BEGIN RECORDS PROVIDED

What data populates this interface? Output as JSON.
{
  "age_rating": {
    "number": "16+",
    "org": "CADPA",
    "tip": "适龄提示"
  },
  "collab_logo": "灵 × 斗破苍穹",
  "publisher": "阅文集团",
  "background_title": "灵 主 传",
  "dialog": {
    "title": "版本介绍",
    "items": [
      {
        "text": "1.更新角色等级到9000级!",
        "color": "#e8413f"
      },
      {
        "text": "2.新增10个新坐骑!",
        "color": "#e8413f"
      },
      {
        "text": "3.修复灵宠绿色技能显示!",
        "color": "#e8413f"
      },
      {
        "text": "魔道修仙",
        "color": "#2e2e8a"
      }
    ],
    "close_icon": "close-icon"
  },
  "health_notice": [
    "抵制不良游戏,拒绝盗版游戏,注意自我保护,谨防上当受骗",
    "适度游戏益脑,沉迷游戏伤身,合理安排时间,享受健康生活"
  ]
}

END RECORDS PROVIDED

From the records above, extract every entry exactly as given.

What data populates this interface? Output as JSON.
{
  "age_rating": {
    "number": "16+",
    "org": "CADPA",
    "tip": "适龄提示"
  },
  "collab_logo": "灵 × 斗破苍穹",
  "publisher": "阅文集团",
  "background_title": "灵 主 传",
  "dialog": {
    "title": "版本介绍",
    "items": [
      {
        "text": "1.更新角色等级到9000级!",
        "color": "#e8413f"
      },
      {
        "text": "2.新增10个新坐骑!",
        "color": "#e8413f"
      },
      {
        "text": "3.修复灵宠绿色技能显示!",
        "color": "#e8413f"
      },
      {
        "text": "魔道修仙",
        "color": "#2e2e8a"
      }
    ],
    "close_icon": "close-icon"
  },
  "health_notice": [
    "抵制不良游戏,拒绝盗版游戏,注意自我保护,谨防上当受骗",
    "适度游戏益脑,沉迷游戏伤身,合理安排时间,享受健康生活"
  ]
}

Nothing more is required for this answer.